(Stored data)
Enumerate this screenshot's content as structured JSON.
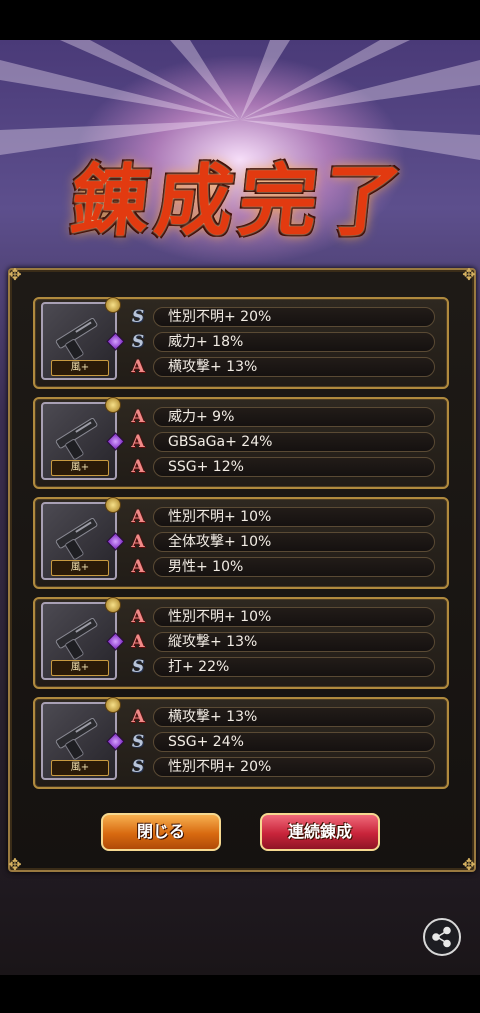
{
  "title": "錬成完了",
  "items": [
    {
      "weapon_label": "風+",
      "stats": [
        {
          "rank": "S",
          "text": "性別不明+ 20%"
        },
        {
          "rank": "S",
          "text": "威力+ 18%"
        },
        {
          "rank": "A",
          "text": "横攻撃+ 13%"
        }
      ]
    },
    {
      "weapon_label": "風+",
      "stats": [
        {
          "rank": "A",
          "text": "威力+ 9%"
        },
        {
          "rank": "A",
          "text": "GBSaGa+ 24%"
        },
        {
          "rank": "A",
          "text": "SSG+ 12%"
        }
      ]
    },
    {
      "weapon_label": "風+",
      "stats": [
        {
          "rank": "A",
          "text": "性別不明+ 10%"
        },
        {
          "rank": "A",
          "text": "全体攻撃+ 10%"
        },
        {
          "rank": "A",
          "text": "男性+ 10%"
        }
      ]
    },
    {
      "weapon_label": "風+",
      "stats": [
        {
          "rank": "A",
          "text": "性別不明+ 10%"
        },
        {
          "rank": "A",
          "text": "縦攻撃+ 13%"
        },
        {
          "rank": "S",
          "text": "打+ 22%"
        }
      ]
    },
    {
      "weapon_label": "風+",
      "stats": [
        {
          "rank": "A",
          "text": "横攻撃+ 13%"
        },
        {
          "rank": "S",
          "text": "SSG+ 24%"
        },
        {
          "rank": "S",
          "text": "性別不明+ 20%"
        }
      ]
    }
  ],
  "buttons": {
    "close_label": "閉じる",
    "repeat_label": "連続錬成"
  },
  "icons": {
    "share": "share-icon",
    "weapon": "pistol-icon",
    "gem": "purple-gem-icon",
    "coin": "gold-coin-icon"
  },
  "colors": {
    "rank_s": "#b8c4d8",
    "rank_a": "#f08a88",
    "frame_gold": "#b08a3e",
    "button_orange": "#d86a10",
    "button_red": "#c8243a"
  }
}
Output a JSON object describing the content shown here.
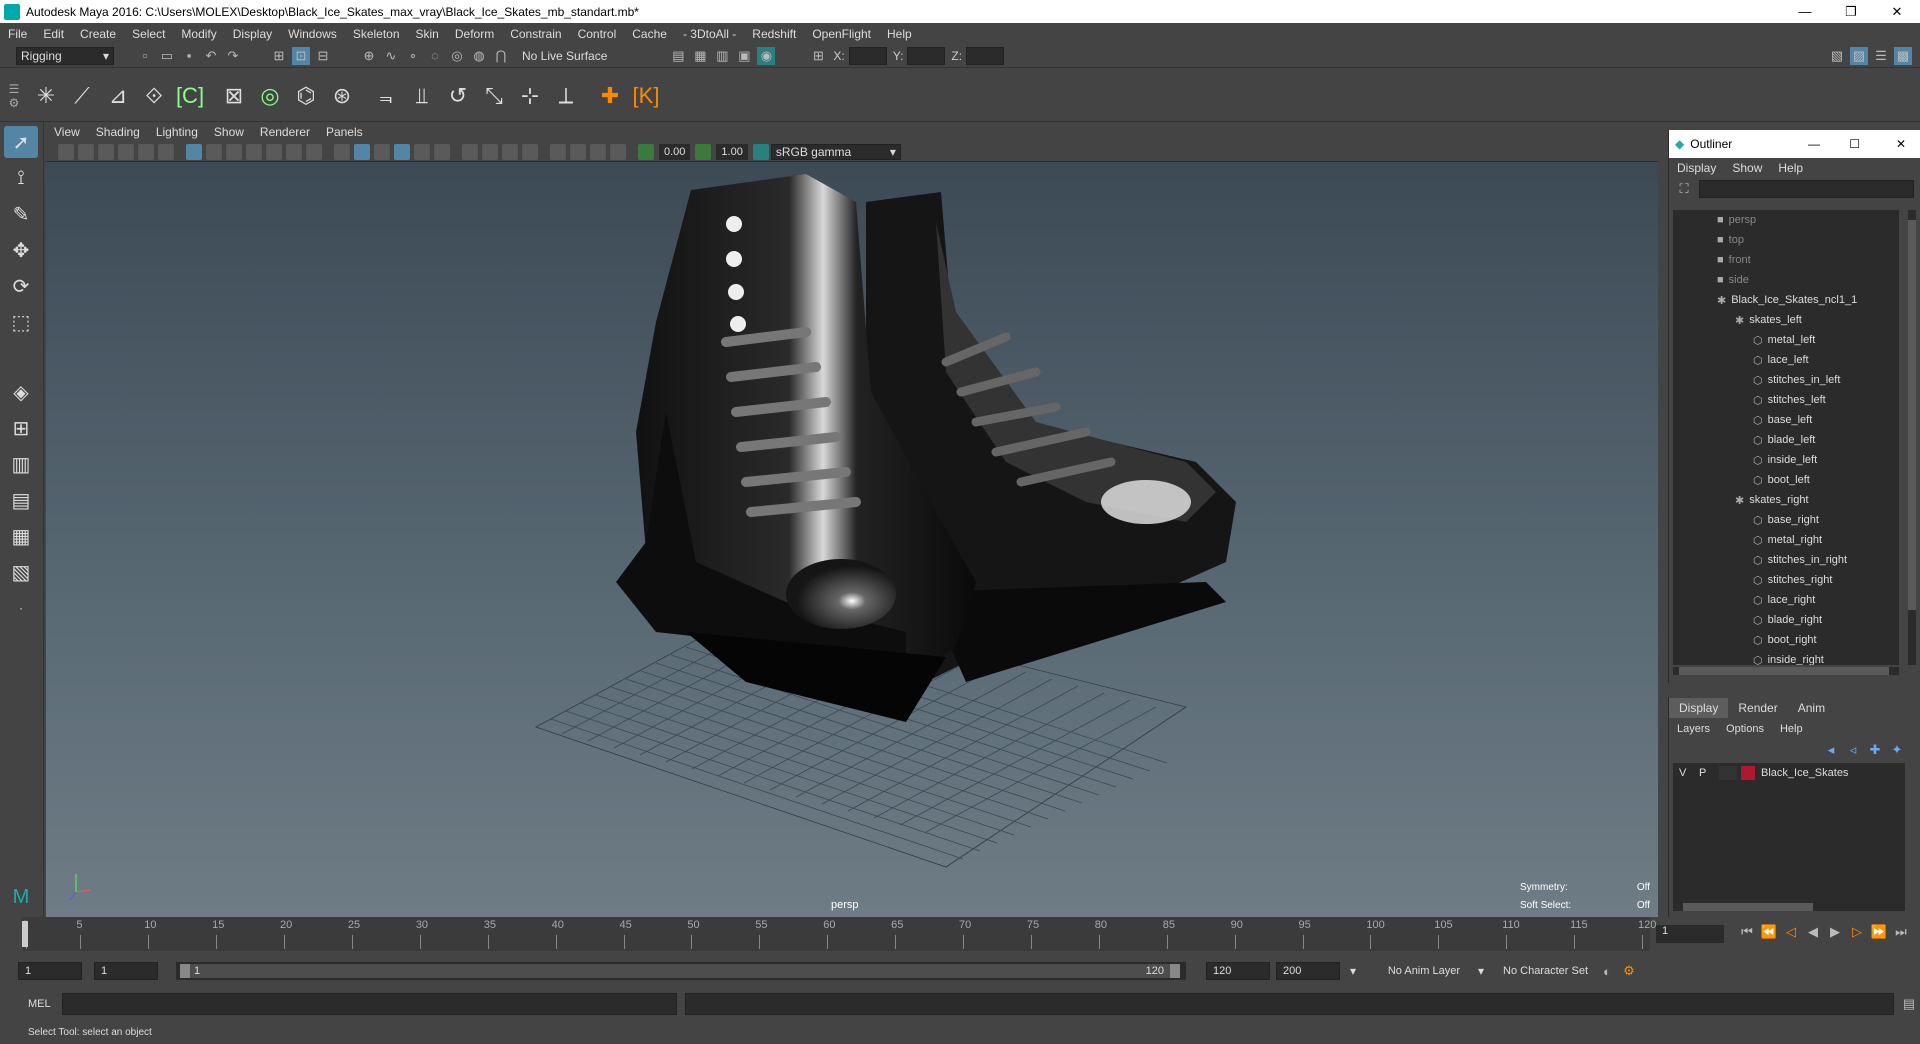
{
  "window": {
    "title": "Autodesk Maya 2016: C:\\Users\\MOLEX\\Desktop\\Black_Ice_Skates_max_vray\\Black_Ice_Skates_mb_standart.mb*"
  },
  "menu": [
    "File",
    "Edit",
    "Create",
    "Select",
    "Modify",
    "Display",
    "Windows",
    "Skeleton",
    "Skin",
    "Deform",
    "Constrain",
    "Control",
    "Cache",
    "- 3DtoAll -",
    "Redshift",
    "OpenFlight",
    "Help"
  ],
  "status": {
    "mode": "Rigging",
    "live_surface": "No Live Surface",
    "x_label": "X:",
    "y_label": "Y:",
    "z_label": "Z:"
  },
  "viewport": {
    "menu": [
      "View",
      "Shading",
      "Lighting",
      "Show",
      "Renderer",
      "Panels"
    ],
    "exposure": "0.00",
    "gamma": "1.00",
    "colorspace": "sRGB gamma",
    "camera_label": "persp",
    "symmetry_label": "Symmetry:",
    "symmetry_value": "Off",
    "soft_select_label": "Soft Select:",
    "soft_select_value": "Off"
  },
  "outliner": {
    "title": "Outliner",
    "menu": [
      "Display",
      "Show",
      "Help"
    ],
    "items": [
      {
        "label": "persp",
        "dim": true,
        "depth": 0
      },
      {
        "label": "top",
        "dim": true,
        "depth": 0
      },
      {
        "label": "front",
        "dim": true,
        "depth": 0
      },
      {
        "label": "side",
        "dim": true,
        "depth": 0
      },
      {
        "label": "Black_Ice_Skates_ncl1_1",
        "depth": 0
      },
      {
        "label": "skates_left",
        "depth": 1
      },
      {
        "label": "metal_left",
        "depth": 2
      },
      {
        "label": "lace_left",
        "depth": 2
      },
      {
        "label": "stitches_in_left",
        "depth": 2
      },
      {
        "label": "stitches_left",
        "depth": 2
      },
      {
        "label": "base_left",
        "depth": 2
      },
      {
        "label": "blade_left",
        "depth": 2
      },
      {
        "label": "inside_left",
        "depth": 2
      },
      {
        "label": "boot_left",
        "depth": 2
      },
      {
        "label": "skates_right",
        "depth": 1
      },
      {
        "label": "base_right",
        "depth": 2
      },
      {
        "label": "metal_right",
        "depth": 2
      },
      {
        "label": "stitches_in_right",
        "depth": 2
      },
      {
        "label": "stitches_right",
        "depth": 2
      },
      {
        "label": "lace_right",
        "depth": 2
      },
      {
        "label": "blade_right",
        "depth": 2
      },
      {
        "label": "boot_right",
        "depth": 2
      },
      {
        "label": "inside_right",
        "depth": 2
      }
    ]
  },
  "layers": {
    "tabs": [
      "Display",
      "Render",
      "Anim"
    ],
    "menu": [
      "Layers",
      "Options",
      "Help"
    ],
    "layer": {
      "v": "V",
      "p": "P",
      "name": "Black_Ice_Skates",
      "color": "#b01830"
    }
  },
  "timeline": {
    "ticks": [
      "1",
      "5",
      "10",
      "15",
      "20",
      "25",
      "30",
      "35",
      "40",
      "45",
      "50",
      "55",
      "60",
      "65",
      "70",
      "75",
      "80",
      "85",
      "90",
      "95",
      "100",
      "105",
      "110",
      "115",
      "120"
    ],
    "current_frame": "1"
  },
  "range": {
    "start": "1",
    "start2": "1",
    "slider_start": "1",
    "slider_end": "120",
    "end": "120",
    "end2": "200",
    "anim_layer": "No Anim Layer",
    "char_set": "No Character Set"
  },
  "cmd": {
    "label": "MEL"
  },
  "help": {
    "text": "Select Tool: select an object"
  }
}
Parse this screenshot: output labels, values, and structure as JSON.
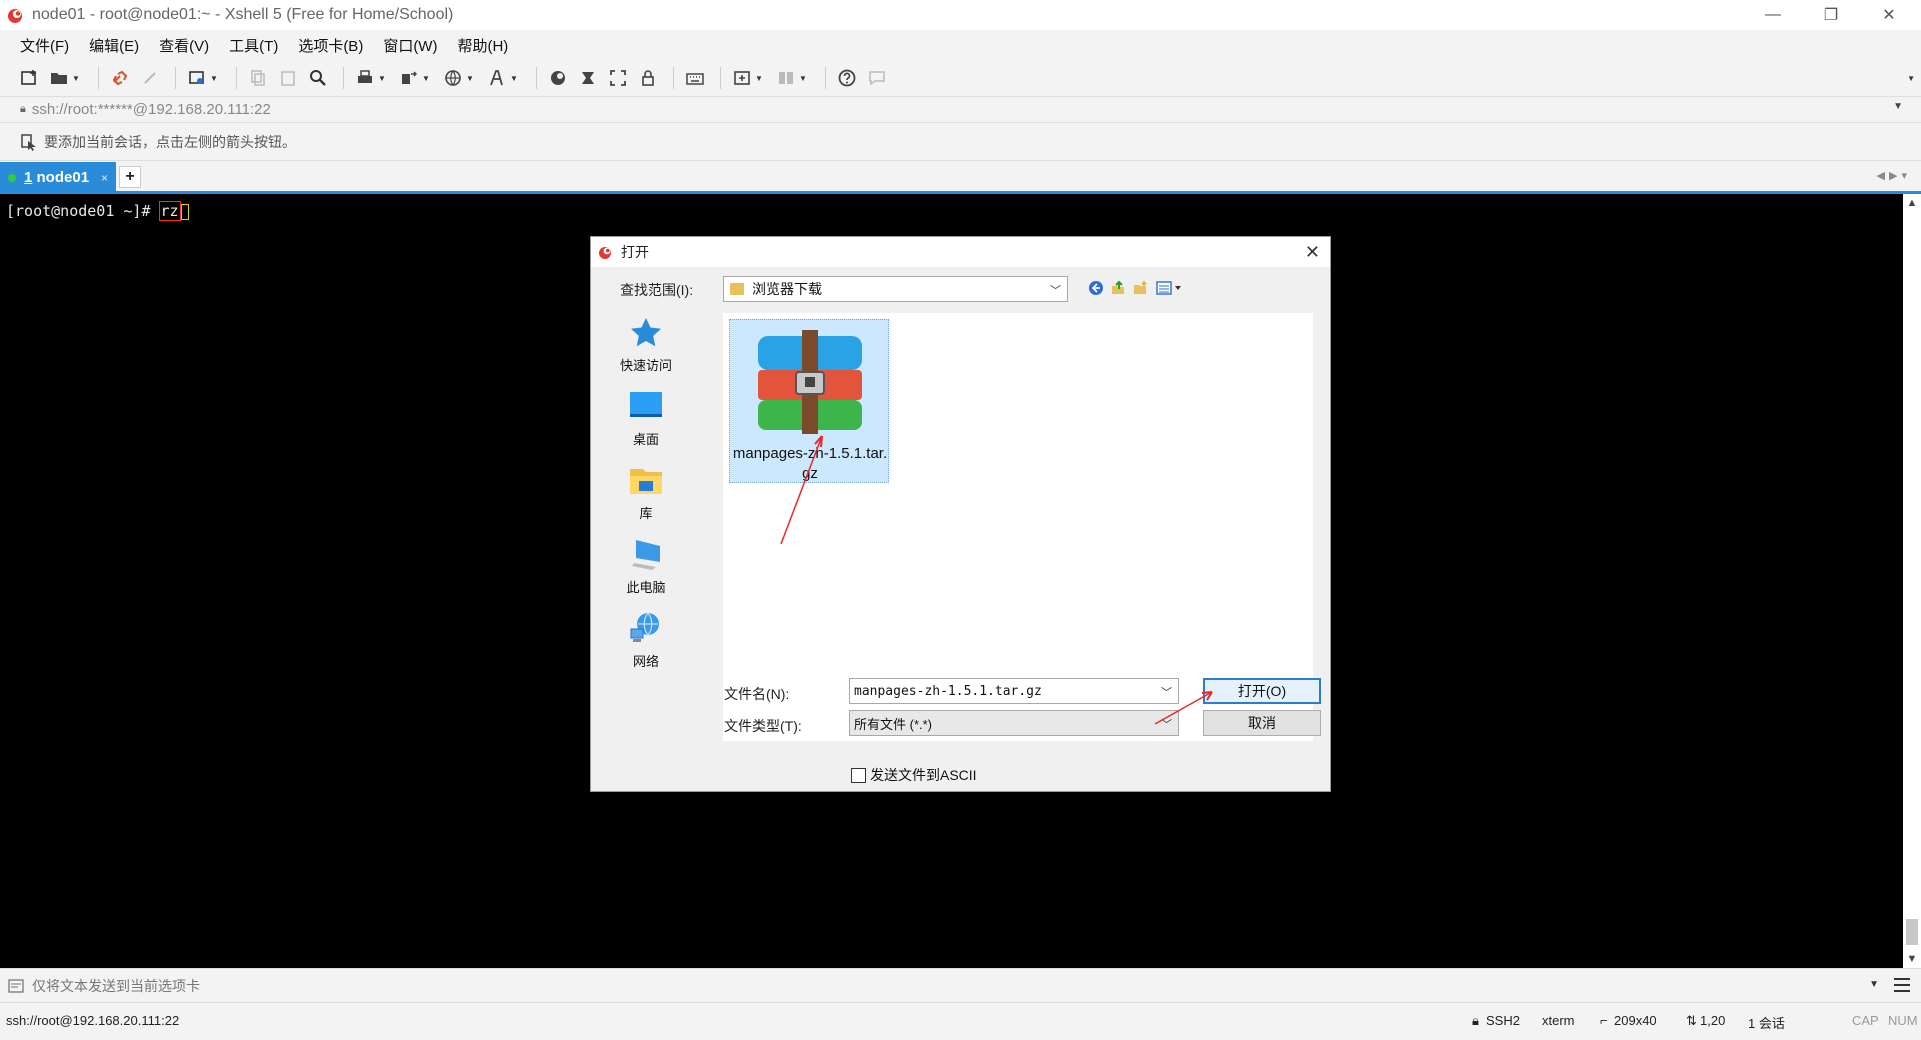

> Exercise prompt:
Reproduce the listing exactly. Leave its pictures out.

> Task answer:
Enumerate this screenshot's content as structured JSON.
{
  "title": "錬成完了",
  "items": [
    {
      "weapon_label": "風+",
      "stats": [
        {
          "rank": "S",
          "text": "性別不明+ 20%"
        },
        {
          "rank": "S",
          "text": "威力+ 18%"
        },
        {
          "rank": "A",
          "text": "横攻撃+ 13%"
        }
      ]
    },
    {
      "weapon_label": "風+",
      "stats": [
        {
          "rank": "A",
          "text": "威力+ 9%"
        },
        {
          "rank": "A",
          "text": "GBSaGa+ 24%"
        },
        {
          "rank": "A",
          "text": "SSG+ 12%"
        }
      ]
    },
    {
      "weapon_label": "風+",
      "stats": [
        {
          "rank": "A",
          "text": "性別不明+ 10%"
        },
        {
          "rank": "A",
          "text": "全体攻撃+ 10%"
        },
        {
          "rank": "A",
          "text": "男性+ 10%"
        }
      ]
    },
    {
      "weapon_label": "風+",
      "stats": [
        {
          "rank": "A",
          "text": "性別不明+ 10%"
        },
        {
          "rank": "A",
          "text": "縦攻撃+ 13%"
        },
        {
          "rank": "S",
          "text": "打+ 22%"
        }
      ]
    },
    {
      "weapon_label": "風+",
      "stats": [
        {
          "rank": "A",
          "text": "横攻撃+ 13%"
        },
        {
          "rank": "S",
          "text": "SSG+ 24%"
        },
        {
          "rank": "S",
          "text": "性別不明+ 20%"
        }
      ]
    }
  ],
  "buttons": {
    "close_label": "閉じる",
    "repeat_label": "連続錬成"
  },
  "icons": {
    "share": "share-icon",
    "weapon": "pistol-icon",
    "gem": "purple-gem-icon",
    "coin": "gold-coin-icon"
  },
  "colors": {
    "rank_s": "#b8c4d8",
    "rank_a": "#f08a88",
    "frame_gold": "#b08a3e",
    "button_orange": "#d86a10",
    "button_red": "#c8243a"
  }
}
Output a JSON object describing the content shown here.
{
  "window": {
    "title": "Autodesk Maya 2016: C:\\Users\\MOLEX\\Desktop\\Black_Ice_Skates_max_vray\\Black_Ice_Skates_mb_standart.mb*"
  },
  "menu": [
    "File",
    "Edit",
    "Create",
    "Select",
    "Modify",
    "Display",
    "Windows",
    "Skeleton",
    "Skin",
    "Deform",
    "Constrain",
    "Control",
    "Cache",
    "- 3DtoAll -",
    "Redshift",
    "OpenFlight",
    "Help"
  ],
  "status": {
    "mode": "Rigging",
    "live_surface": "No Live Surface",
    "x_label": "X:",
    "y_label": "Y:",
    "z_label": "Z:"
  },
  "viewport": {
    "menu": [
      "View",
      "Shading",
      "Lighting",
      "Show",
      "Renderer",
      "Panels"
    ],
    "exposure": "0.00",
    "gamma": "1.00",
    "colorspace": "sRGB gamma",
    "camera_label": "persp",
    "symmetry_label": "Symmetry:",
    "symmetry_value": "Off",
    "soft_select_label": "Soft Select:",
    "soft_select_value": "Off"
  },
  "outliner": {
    "title": "Outliner",
    "menu": [
      "Display",
      "Show",
      "Help"
    ],
    "items": [
      {
        "label": "persp",
        "dim": true,
        "depth": 0
      },
      {
        "label": "top",
        "dim": true,
        "depth": 0
      },
      {
        "label": "front",
        "dim": true,
        "depth": 0
      },
      {
        "label": "side",
        "dim": true,
        "depth": 0
      },
      {
        "label": "Black_Ice_Skates_ncl1_1",
        "depth": 0
      },
      {
        "label": "skates_left",
        "depth": 1
      },
      {
        "label": "metal_left",
        "depth": 2
      },
      {
        "label": "lace_left",
        "depth": 2
      },
      {
        "label": "stitches_in_left",
        "depth": 2
      },
      {
        "label": "stitches_left",
        "depth": 2
      },
      {
        "label": "base_left",
        "depth": 2
      },
      {
        "label": "blade_left",
        "depth": 2
      },
      {
        "label": "inside_left",
        "depth": 2
      },
      {
        "label": "boot_left",
        "depth": 2
      },
      {
        "label": "skates_right",
        "depth": 1
      },
      {
        "label": "base_right",
        "depth": 2
      },
      {
        "label": "metal_right",
        "depth": 2
      },
      {
        "label": "stitches_in_right",
        "depth": 2
      },
      {
        "label": "stitches_right",
        "depth": 2
      },
      {
        "label": "lace_right",
        "depth": 2
      },
      {
        "label": "blade_right",
        "depth": 2
      },
      {
        "label": "boot_right",
        "depth": 2
      },
      {
        "label": "inside_right",
        "depth": 2
      }
    ]
  },
  "layers": {
    "tabs": [
      "Display",
      "Render",
      "Anim"
    ],
    "menu": [
      "Layers",
      "Options",
      "Help"
    ],
    "layer": {
      "v": "V",
      "p": "P",
      "name": "Black_Ice_Skates",
      "color": "#b01830"
    }
  },
  "timeline": {
    "ticks": [
      "1",
      "5",
      "10",
      "15",
      "20",
      "25",
      "30",
      "35",
      "40",
      "45",
      "50",
      "55",
      "60",
      "65",
      "70",
      "75",
      "80",
      "85",
      "90",
      "95",
      "100",
      "105",
      "110",
      "115",
      "120"
    ],
    "current_frame": "1"
  },
  "range": {
    "start": "1",
    "start2": "1",
    "slider_start": "1",
    "slider_end": "120",
    "end": "120",
    "end2": "200",
    "anim_layer": "No Anim Layer",
    "char_set": "No Character Set"
  },
  "cmd": {
    "label": "MEL"
  },
  "help": {
    "text": "Select Tool: select an object"
  }
}
Parse this screenshot: output labels, values, and structure as JSON.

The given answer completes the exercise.